§ **Stored data entries**:
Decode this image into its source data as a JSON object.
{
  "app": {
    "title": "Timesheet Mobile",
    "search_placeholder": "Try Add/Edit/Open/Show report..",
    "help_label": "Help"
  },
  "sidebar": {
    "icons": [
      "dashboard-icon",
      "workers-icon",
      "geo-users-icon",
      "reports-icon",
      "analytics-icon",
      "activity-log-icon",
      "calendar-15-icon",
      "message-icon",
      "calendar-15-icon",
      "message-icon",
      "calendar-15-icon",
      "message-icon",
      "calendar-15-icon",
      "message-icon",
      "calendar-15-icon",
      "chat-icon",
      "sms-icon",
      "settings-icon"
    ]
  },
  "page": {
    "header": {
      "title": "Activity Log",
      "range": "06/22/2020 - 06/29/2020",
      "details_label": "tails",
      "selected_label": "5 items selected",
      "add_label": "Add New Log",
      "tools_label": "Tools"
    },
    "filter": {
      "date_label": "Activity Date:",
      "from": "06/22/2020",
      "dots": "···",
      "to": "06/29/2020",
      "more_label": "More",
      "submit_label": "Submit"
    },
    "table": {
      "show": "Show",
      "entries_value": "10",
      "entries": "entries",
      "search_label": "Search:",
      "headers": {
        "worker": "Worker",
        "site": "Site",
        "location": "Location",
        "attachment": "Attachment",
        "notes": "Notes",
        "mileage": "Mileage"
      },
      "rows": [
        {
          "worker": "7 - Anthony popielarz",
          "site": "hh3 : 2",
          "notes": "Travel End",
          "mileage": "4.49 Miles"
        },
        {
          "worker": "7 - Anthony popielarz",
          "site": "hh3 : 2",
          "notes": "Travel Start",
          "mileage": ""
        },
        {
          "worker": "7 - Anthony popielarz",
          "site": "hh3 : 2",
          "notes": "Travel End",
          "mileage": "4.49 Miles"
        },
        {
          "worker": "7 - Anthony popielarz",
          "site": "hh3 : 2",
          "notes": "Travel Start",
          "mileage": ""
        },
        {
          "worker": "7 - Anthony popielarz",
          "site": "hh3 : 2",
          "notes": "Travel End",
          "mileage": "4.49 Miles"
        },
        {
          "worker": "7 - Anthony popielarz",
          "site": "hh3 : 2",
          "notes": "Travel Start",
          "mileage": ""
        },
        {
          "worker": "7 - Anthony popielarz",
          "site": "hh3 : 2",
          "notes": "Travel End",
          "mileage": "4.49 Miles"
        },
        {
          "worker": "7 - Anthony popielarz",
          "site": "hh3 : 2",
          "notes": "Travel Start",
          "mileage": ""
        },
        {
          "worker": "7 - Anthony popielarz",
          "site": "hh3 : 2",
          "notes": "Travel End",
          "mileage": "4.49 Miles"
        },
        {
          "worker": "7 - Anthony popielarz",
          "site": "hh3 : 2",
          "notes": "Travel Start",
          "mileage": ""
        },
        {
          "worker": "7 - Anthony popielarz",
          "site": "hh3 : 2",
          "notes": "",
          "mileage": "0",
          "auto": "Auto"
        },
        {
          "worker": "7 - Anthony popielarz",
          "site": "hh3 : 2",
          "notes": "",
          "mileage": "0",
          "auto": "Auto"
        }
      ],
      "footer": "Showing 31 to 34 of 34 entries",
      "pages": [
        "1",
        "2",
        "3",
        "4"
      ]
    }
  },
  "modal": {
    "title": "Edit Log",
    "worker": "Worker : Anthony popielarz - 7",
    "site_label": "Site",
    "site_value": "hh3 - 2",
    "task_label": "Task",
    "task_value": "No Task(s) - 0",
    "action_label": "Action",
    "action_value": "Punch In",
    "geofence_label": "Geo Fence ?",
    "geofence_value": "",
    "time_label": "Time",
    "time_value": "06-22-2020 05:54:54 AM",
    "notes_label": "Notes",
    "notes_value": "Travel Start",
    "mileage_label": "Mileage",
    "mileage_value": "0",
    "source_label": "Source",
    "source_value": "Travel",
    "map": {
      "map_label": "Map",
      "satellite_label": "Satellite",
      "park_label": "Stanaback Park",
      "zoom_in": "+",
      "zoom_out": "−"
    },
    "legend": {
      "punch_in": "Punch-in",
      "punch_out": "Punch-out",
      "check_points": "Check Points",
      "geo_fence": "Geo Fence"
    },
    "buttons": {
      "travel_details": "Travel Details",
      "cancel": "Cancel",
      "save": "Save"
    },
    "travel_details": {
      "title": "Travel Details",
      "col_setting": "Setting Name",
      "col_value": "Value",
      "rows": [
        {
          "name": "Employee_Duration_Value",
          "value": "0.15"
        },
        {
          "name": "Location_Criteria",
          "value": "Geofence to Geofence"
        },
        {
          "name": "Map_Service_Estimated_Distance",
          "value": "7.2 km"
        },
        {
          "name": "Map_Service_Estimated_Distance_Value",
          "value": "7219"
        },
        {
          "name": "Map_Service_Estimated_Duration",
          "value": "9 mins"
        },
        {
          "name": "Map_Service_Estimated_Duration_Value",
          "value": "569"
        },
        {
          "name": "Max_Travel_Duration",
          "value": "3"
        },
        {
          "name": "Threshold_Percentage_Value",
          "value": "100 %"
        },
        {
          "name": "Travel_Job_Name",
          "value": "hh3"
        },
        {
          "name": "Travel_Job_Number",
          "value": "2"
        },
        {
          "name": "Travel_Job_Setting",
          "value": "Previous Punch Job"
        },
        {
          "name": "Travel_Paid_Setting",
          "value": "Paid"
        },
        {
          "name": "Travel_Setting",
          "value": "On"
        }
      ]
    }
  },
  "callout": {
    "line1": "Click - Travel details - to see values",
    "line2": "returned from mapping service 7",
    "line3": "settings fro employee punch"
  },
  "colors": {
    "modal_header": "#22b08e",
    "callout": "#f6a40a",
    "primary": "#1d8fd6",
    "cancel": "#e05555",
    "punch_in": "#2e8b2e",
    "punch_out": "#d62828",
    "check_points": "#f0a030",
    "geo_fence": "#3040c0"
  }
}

§ **Direction**: Write out the material exactly as given.

§ **Task answer**:
Decode this image into its source data as a JSON object.
{
  "app": {
    "title": "Timesheet Mobile",
    "search_placeholder": "Try Add/Edit/Open/Show report..",
    "help_label": "Help"
  },
  "sidebar": {
    "icons": [
      "dashboard-icon",
      "workers-icon",
      "geo-users-icon",
      "reports-icon",
      "analytics-icon",
      "activity-log-icon",
      "calendar-15-icon",
      "message-icon",
      "calendar-15-icon",
      "message-icon",
      "calendar-15-icon",
      "message-icon",
      "calendar-15-icon",
      "message-icon",
      "calendar-15-icon",
      "chat-icon",
      "sms-icon",
      "settings-icon"
    ]
  },
  "page": {
    "header": {
      "title": "Activity Log",
      "range": "06/22/2020 - 06/29/2020",
      "details_label": "tails",
      "selected_label": "5 items selected",
      "add_label": "Add New Log",
      "tools_label": "Tools"
    },
    "filter": {
      "date_label": "Activity Date:",
      "from": "06/22/2020",
      "dots": "···",
      "to": "06/29/2020",
      "more_label": "More",
      "submit_label": "Submit"
    },
    "table": {
      "show": "Show",
      "entries_value": "10",
      "entries": "entries",
      "search_label": "Search:",
      "headers": {
        "worker": "Worker",
        "site": "Site",
        "location": "Location",
        "attachment": "Attachment",
        "notes": "Notes",
        "mileage": "Mileage"
      },
      "rows": [
        {
          "worker": "7 - Anthony popielarz",
          "site": "hh3 : 2",
          "notes": "Travel End",
          "mileage": "4.49 Miles"
        },
        {
          "worker": "7 - Anthony popielarz",
          "site": "hh3 : 2",
          "notes": "Travel Start",
          "mileage": ""
        },
        {
          "worker": "7 - Anthony popielarz",
          "site": "hh3 : 2",
          "notes": "Travel End",
          "mileage": "4.49 Miles"
        },
        {
          "worker": "7 - Anthony popielarz",
          "site": "hh3 : 2",
          "notes": "Travel Start",
          "mileage": ""
        },
        {
          "worker": "7 - Anthony popielarz",
          "site": "hh3 : 2",
          "notes": "Travel End",
          "mileage": "4.49 Miles"
        },
        {
          "worker": "7 - Anthony popielarz",
          "site": "hh3 : 2",
          "notes": "Travel Start",
          "mileage": ""
        },
        {
          "worker": "7 - Anthony popielarz",
          "site": "hh3 : 2",
          "notes": "Travel End",
          "mileage": "4.49 Miles"
        },
        {
          "worker": "7 - Anthony popielarz",
          "site": "hh3 : 2",
          "notes": "Travel Start",
          "mileage": ""
        },
        {
          "worker": "7 - Anthony popielarz",
          "site": "hh3 : 2",
          "notes": "Travel End",
          "mileage": "4.49 Miles"
        },
        {
          "worker": "7 - Anthony popielarz",
          "site": "hh3 : 2",
          "notes": "Travel Start",
          "mileage": ""
        },
        {
          "worker": "7 - Anthony popielarz",
          "site": "hh3 : 2",
          "notes": "",
          "mileage": "0",
          "auto": "Auto"
        },
        {
          "worker": "7 - Anthony popielarz",
          "site": "hh3 : 2",
          "notes": "",
          "mileage": "0",
          "auto": "Auto"
        }
      ],
      "footer": "Showing 31 to 34 of 34 entries",
      "pages": [
        "1",
        "2",
        "3",
        "4"
      ]
    }
  },
  "modal": {
    "title": "Edit Log",
    "worker": "Worker : Anthony popielarz - 7",
    "site_label": "Site",
    "site_value": "hh3 - 2",
    "task_label": "Task",
    "task_value": "No Task(s) - 0",
    "action_label": "Action",
    "action_value": "Punch In",
    "geofence_label": "Geo Fence ?",
    "geofence_value": "",
    "time_label": "Time",
    "time_value": "06-22-2020 05:54:54 AM",
    "notes_label": "Notes",
    "notes_value": "Travel Start",
    "mileage_label": "Mileage",
    "mileage_value": "0",
    "source_label": "Source",
    "source_value": "Travel",
    "map": {
      "map_label": "Map",
      "satellite_label": "Satellite",
      "park_label": "Stanaback Park",
      "zoom_in": "+",
      "zoom_out": "−"
    },
    "legend": {
      "punch_in": "Punch-in",
      "punch_out": "Punch-out",
      "check_points": "Check Points",
      "geo_fence": "Geo Fence"
    },
    "buttons": {
      "travel_details": "Travel Details",
      "cancel": "Cancel",
      "save": "Save"
    },
    "travel_details": {
      "title": "Travel Details",
      "col_setting": "Setting Name",
      "col_value": "Value",
      "rows": [
        {
          "name": "Employee_Duration_Value",
          "value": "0.15"
        },
        {
          "name": "Location_Criteria",
          "value": "Geofence to Geofence"
        },
        {
          "name": "Map_Service_Estimated_Distance",
          "value": "7.2 km"
        },
        {
          "name": "Map_Service_Estimated_Distance_Value",
          "value": "7219"
        },
        {
          "name": "Map_Service_Estimated_Duration",
          "value": "9 mins"
        },
        {
          "name": "Map_Service_Estimated_Duration_Value",
          "value": "569"
        },
        {
          "name": "Max_Travel_Duration",
          "value": "3"
        },
        {
          "name": "Threshold_Percentage_Value",
          "value": "100 %"
        },
        {
          "name": "Travel_Job_Name",
          "value": "hh3"
        },
        {
          "name": "Travel_Job_Number",
          "value": "2"
        },
        {
          "name": "Travel_Job_Setting",
          "value": "Previous Punch Job"
        },
        {
          "name": "Travel_Paid_Setting",
          "value": "Paid"
        },
        {
          "name": "Travel_Setting",
          "value": "On"
        }
      ]
    }
  },
  "callout": {
    "line1": "Click - Travel details - to see values",
    "line2": "returned from mapping service 7",
    "line3": "settings fro employee punch"
  },
  "colors": {
    "modal_header": "#22b08e",
    "callout": "#f6a40a",
    "primary": "#1d8fd6",
    "cancel": "#e05555",
    "punch_in": "#2e8b2e",
    "punch_out": "#d62828",
    "check_points": "#f0a030",
    "geo_fence": "#3040c0"
  }
}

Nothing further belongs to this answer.